▸ **Objective**: Reproduce the entries word for word, and omit any picture you find in them.
>> start Source records
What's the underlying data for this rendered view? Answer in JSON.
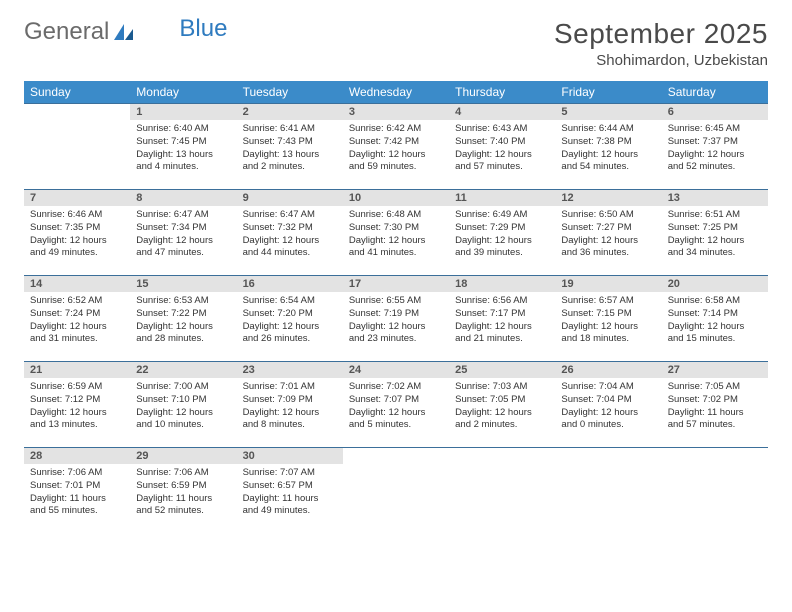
{
  "logo": {
    "text1": "General",
    "text2": "Blue"
  },
  "header": {
    "month": "September 2025",
    "location": "Shohimardon, Uzbekistan"
  },
  "colors": {
    "header_bg": "#3b8bc9",
    "header_text": "#ffffff",
    "row_border": "#3b6f9a",
    "date_bg": "#e3e3e3",
    "logo_gray": "#6b6b6b",
    "logo_blue": "#2f7bbf"
  },
  "day_names": [
    "Sunday",
    "Monday",
    "Tuesday",
    "Wednesday",
    "Thursday",
    "Friday",
    "Saturday"
  ],
  "weeks": [
    [
      {
        "empty": true
      },
      {
        "date": "1",
        "sunrise": "Sunrise: 6:40 AM",
        "sunset": "Sunset: 7:45 PM",
        "daylight": "Daylight: 13 hours and 4 minutes."
      },
      {
        "date": "2",
        "sunrise": "Sunrise: 6:41 AM",
        "sunset": "Sunset: 7:43 PM",
        "daylight": "Daylight: 13 hours and 2 minutes."
      },
      {
        "date": "3",
        "sunrise": "Sunrise: 6:42 AM",
        "sunset": "Sunset: 7:42 PM",
        "daylight": "Daylight: 12 hours and 59 minutes."
      },
      {
        "date": "4",
        "sunrise": "Sunrise: 6:43 AM",
        "sunset": "Sunset: 7:40 PM",
        "daylight": "Daylight: 12 hours and 57 minutes."
      },
      {
        "date": "5",
        "sunrise": "Sunrise: 6:44 AM",
        "sunset": "Sunset: 7:38 PM",
        "daylight": "Daylight: 12 hours and 54 minutes."
      },
      {
        "date": "6",
        "sunrise": "Sunrise: 6:45 AM",
        "sunset": "Sunset: 7:37 PM",
        "daylight": "Daylight: 12 hours and 52 minutes."
      }
    ],
    [
      {
        "date": "7",
        "sunrise": "Sunrise: 6:46 AM",
        "sunset": "Sunset: 7:35 PM",
        "daylight": "Daylight: 12 hours and 49 minutes."
      },
      {
        "date": "8",
        "sunrise": "Sunrise: 6:47 AM",
        "sunset": "Sunset: 7:34 PM",
        "daylight": "Daylight: 12 hours and 47 minutes."
      },
      {
        "date": "9",
        "sunrise": "Sunrise: 6:47 AM",
        "sunset": "Sunset: 7:32 PM",
        "daylight": "Daylight: 12 hours and 44 minutes."
      },
      {
        "date": "10",
        "sunrise": "Sunrise: 6:48 AM",
        "sunset": "Sunset: 7:30 PM",
        "daylight": "Daylight: 12 hours and 41 minutes."
      },
      {
        "date": "11",
        "sunrise": "Sunrise: 6:49 AM",
        "sunset": "Sunset: 7:29 PM",
        "daylight": "Daylight: 12 hours and 39 minutes."
      },
      {
        "date": "12",
        "sunrise": "Sunrise: 6:50 AM",
        "sunset": "Sunset: 7:27 PM",
        "daylight": "Daylight: 12 hours and 36 minutes."
      },
      {
        "date": "13",
        "sunrise": "Sunrise: 6:51 AM",
        "sunset": "Sunset: 7:25 PM",
        "daylight": "Daylight: 12 hours and 34 minutes."
      }
    ],
    [
      {
        "date": "14",
        "sunrise": "Sunrise: 6:52 AM",
        "sunset": "Sunset: 7:24 PM",
        "daylight": "Daylight: 12 hours and 31 minutes."
      },
      {
        "date": "15",
        "sunrise": "Sunrise: 6:53 AM",
        "sunset": "Sunset: 7:22 PM",
        "daylight": "Daylight: 12 hours and 28 minutes."
      },
      {
        "date": "16",
        "sunrise": "Sunrise: 6:54 AM",
        "sunset": "Sunset: 7:20 PM",
        "daylight": "Daylight: 12 hours and 26 minutes."
      },
      {
        "date": "17",
        "sunrise": "Sunrise: 6:55 AM",
        "sunset": "Sunset: 7:19 PM",
        "daylight": "Daylight: 12 hours and 23 minutes."
      },
      {
        "date": "18",
        "sunrise": "Sunrise: 6:56 AM",
        "sunset": "Sunset: 7:17 PM",
        "daylight": "Daylight: 12 hours and 21 minutes."
      },
      {
        "date": "19",
        "sunrise": "Sunrise: 6:57 AM",
        "sunset": "Sunset: 7:15 PM",
        "daylight": "Daylight: 12 hours and 18 minutes."
      },
      {
        "date": "20",
        "sunrise": "Sunrise: 6:58 AM",
        "sunset": "Sunset: 7:14 PM",
        "daylight": "Daylight: 12 hours and 15 minutes."
      }
    ],
    [
      {
        "date": "21",
        "sunrise": "Sunrise: 6:59 AM",
        "sunset": "Sunset: 7:12 PM",
        "daylight": "Daylight: 12 hours and 13 minutes."
      },
      {
        "date": "22",
        "sunrise": "Sunrise: 7:00 AM",
        "sunset": "Sunset: 7:10 PM",
        "daylight": "Daylight: 12 hours and 10 minutes."
      },
      {
        "date": "23",
        "sunrise": "Sunrise: 7:01 AM",
        "sunset": "Sunset: 7:09 PM",
        "daylight": "Daylight: 12 hours and 8 minutes."
      },
      {
        "date": "24",
        "sunrise": "Sunrise: 7:02 AM",
        "sunset": "Sunset: 7:07 PM",
        "daylight": "Daylight: 12 hours and 5 minutes."
      },
      {
        "date": "25",
        "sunrise": "Sunrise: 7:03 AM",
        "sunset": "Sunset: 7:05 PM",
        "daylight": "Daylight: 12 hours and 2 minutes."
      },
      {
        "date": "26",
        "sunrise": "Sunrise: 7:04 AM",
        "sunset": "Sunset: 7:04 PM",
        "daylight": "Daylight: 12 hours and 0 minutes."
      },
      {
        "date": "27",
        "sunrise": "Sunrise: 7:05 AM",
        "sunset": "Sunset: 7:02 PM",
        "daylight": "Daylight: 11 hours and 57 minutes."
      }
    ],
    [
      {
        "date": "28",
        "sunrise": "Sunrise: 7:06 AM",
        "sunset": "Sunset: 7:01 PM",
        "daylight": "Daylight: 11 hours and 55 minutes."
      },
      {
        "date": "29",
        "sunrise": "Sunrise: 7:06 AM",
        "sunset": "Sunset: 6:59 PM",
        "daylight": "Daylight: 11 hours and 52 minutes."
      },
      {
        "date": "30",
        "sunrise": "Sunrise: 7:07 AM",
        "sunset": "Sunset: 6:57 PM",
        "daylight": "Daylight: 11 hours and 49 minutes."
      },
      {
        "empty": true
      },
      {
        "empty": true
      },
      {
        "empty": true
      },
      {
        "empty": true
      }
    ]
  ]
}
>> end Source records
▸ **Finished task**:
What's the underlying data for this rendered view? Answer in JSON.
{
  "logo": {
    "text1": "General",
    "text2": "Blue"
  },
  "header": {
    "month": "September 2025",
    "location": "Shohimardon, Uzbekistan"
  },
  "colors": {
    "header_bg": "#3b8bc9",
    "header_text": "#ffffff",
    "row_border": "#3b6f9a",
    "date_bg": "#e3e3e3",
    "logo_gray": "#6b6b6b",
    "logo_blue": "#2f7bbf"
  },
  "day_names": [
    "Sunday",
    "Monday",
    "Tuesday",
    "Wednesday",
    "Thursday",
    "Friday",
    "Saturday"
  ],
  "weeks": [
    [
      {
        "empty": true
      },
      {
        "date": "1",
        "sunrise": "Sunrise: 6:40 AM",
        "sunset": "Sunset: 7:45 PM",
        "daylight": "Daylight: 13 hours and 4 minutes."
      },
      {
        "date": "2",
        "sunrise": "Sunrise: 6:41 AM",
        "sunset": "Sunset: 7:43 PM",
        "daylight": "Daylight: 13 hours and 2 minutes."
      },
      {
        "date": "3",
        "sunrise": "Sunrise: 6:42 AM",
        "sunset": "Sunset: 7:42 PM",
        "daylight": "Daylight: 12 hours and 59 minutes."
      },
      {
        "date": "4",
        "sunrise": "Sunrise: 6:43 AM",
        "sunset": "Sunset: 7:40 PM",
        "daylight": "Daylight: 12 hours and 57 minutes."
      },
      {
        "date": "5",
        "sunrise": "Sunrise: 6:44 AM",
        "sunset": "Sunset: 7:38 PM",
        "daylight": "Daylight: 12 hours and 54 minutes."
      },
      {
        "date": "6",
        "sunrise": "Sunrise: 6:45 AM",
        "sunset": "Sunset: 7:37 PM",
        "daylight": "Daylight: 12 hours and 52 minutes."
      }
    ],
    [
      {
        "date": "7",
        "sunrise": "Sunrise: 6:46 AM",
        "sunset": "Sunset: 7:35 PM",
        "daylight": "Daylight: 12 hours and 49 minutes."
      },
      {
        "date": "8",
        "sunrise": "Sunrise: 6:47 AM",
        "sunset": "Sunset: 7:34 PM",
        "daylight": "Daylight: 12 hours and 47 minutes."
      },
      {
        "date": "9",
        "sunrise": "Sunrise: 6:47 AM",
        "sunset": "Sunset: 7:32 PM",
        "daylight": "Daylight: 12 hours and 44 minutes."
      },
      {
        "date": "10",
        "sunrise": "Sunrise: 6:48 AM",
        "sunset": "Sunset: 7:30 PM",
        "daylight": "Daylight: 12 hours and 41 minutes."
      },
      {
        "date": "11",
        "sunrise": "Sunrise: 6:49 AM",
        "sunset": "Sunset: 7:29 PM",
        "daylight": "Daylight: 12 hours and 39 minutes."
      },
      {
        "date": "12",
        "sunrise": "Sunrise: 6:50 AM",
        "sunset": "Sunset: 7:27 PM",
        "daylight": "Daylight: 12 hours and 36 minutes."
      },
      {
        "date": "13",
        "sunrise": "Sunrise: 6:51 AM",
        "sunset": "Sunset: 7:25 PM",
        "daylight": "Daylight: 12 hours and 34 minutes."
      }
    ],
    [
      {
        "date": "14",
        "sunrise": "Sunrise: 6:52 AM",
        "sunset": "Sunset: 7:24 PM",
        "daylight": "Daylight: 12 hours and 31 minutes."
      },
      {
        "date": "15",
        "sunrise": "Sunrise: 6:53 AM",
        "sunset": "Sunset: 7:22 PM",
        "daylight": "Daylight: 12 hours and 28 minutes."
      },
      {
        "date": "16",
        "sunrise": "Sunrise: 6:54 AM",
        "sunset": "Sunset: 7:20 PM",
        "daylight": "Daylight: 12 hours and 26 minutes."
      },
      {
        "date": "17",
        "sunrise": "Sunrise: 6:55 AM",
        "sunset": "Sunset: 7:19 PM",
        "daylight": "Daylight: 12 hours and 23 minutes."
      },
      {
        "date": "18",
        "sunrise": "Sunrise: 6:56 AM",
        "sunset": "Sunset: 7:17 PM",
        "daylight": "Daylight: 12 hours and 21 minutes."
      },
      {
        "date": "19",
        "sunrise": "Sunrise: 6:57 AM",
        "sunset": "Sunset: 7:15 PM",
        "daylight": "Daylight: 12 hours and 18 minutes."
      },
      {
        "date": "20",
        "sunrise": "Sunrise: 6:58 AM",
        "sunset": "Sunset: 7:14 PM",
        "daylight": "Daylight: 12 hours and 15 minutes."
      }
    ],
    [
      {
        "date": "21",
        "sunrise": "Sunrise: 6:59 AM",
        "sunset": "Sunset: 7:12 PM",
        "daylight": "Daylight: 12 hours and 13 minutes."
      },
      {
        "date": "22",
        "sunrise": "Sunrise: 7:00 AM",
        "sunset": "Sunset: 7:10 PM",
        "daylight": "Daylight: 12 hours and 10 minutes."
      },
      {
        "date": "23",
        "sunrise": "Sunrise: 7:01 AM",
        "sunset": "Sunset: 7:09 PM",
        "daylight": "Daylight: 12 hours and 8 minutes."
      },
      {
        "date": "24",
        "sunrise": "Sunrise: 7:02 AM",
        "sunset": "Sunset: 7:07 PM",
        "daylight": "Daylight: 12 hours and 5 minutes."
      },
      {
        "date": "25",
        "sunrise": "Sunrise: 7:03 AM",
        "sunset": "Sunset: 7:05 PM",
        "daylight": "Daylight: 12 hours and 2 minutes."
      },
      {
        "date": "26",
        "sunrise": "Sunrise: 7:04 AM",
        "sunset": "Sunset: 7:04 PM",
        "daylight": "Daylight: 12 hours and 0 minutes."
      },
      {
        "date": "27",
        "sunrise": "Sunrise: 7:05 AM",
        "sunset": "Sunset: 7:02 PM",
        "daylight": "Daylight: 11 hours and 57 minutes."
      }
    ],
    [
      {
        "date": "28",
        "sunrise": "Sunrise: 7:06 AM",
        "sunset": "Sunset: 7:01 PM",
        "daylight": "Daylight: 11 hours and 55 minutes."
      },
      {
        "date": "29",
        "sunrise": "Sunrise: 7:06 AM",
        "sunset": "Sunset: 6:59 PM",
        "daylight": "Daylight: 11 hours and 52 minutes."
      },
      {
        "date": "30",
        "sunrise": "Sunrise: 7:07 AM",
        "sunset": "Sunset: 6:57 PM",
        "daylight": "Daylight: 11 hours and 49 minutes."
      },
      {
        "empty": true
      },
      {
        "empty": true
      },
      {
        "empty": true
      },
      {
        "empty": true
      }
    ]
  ]
}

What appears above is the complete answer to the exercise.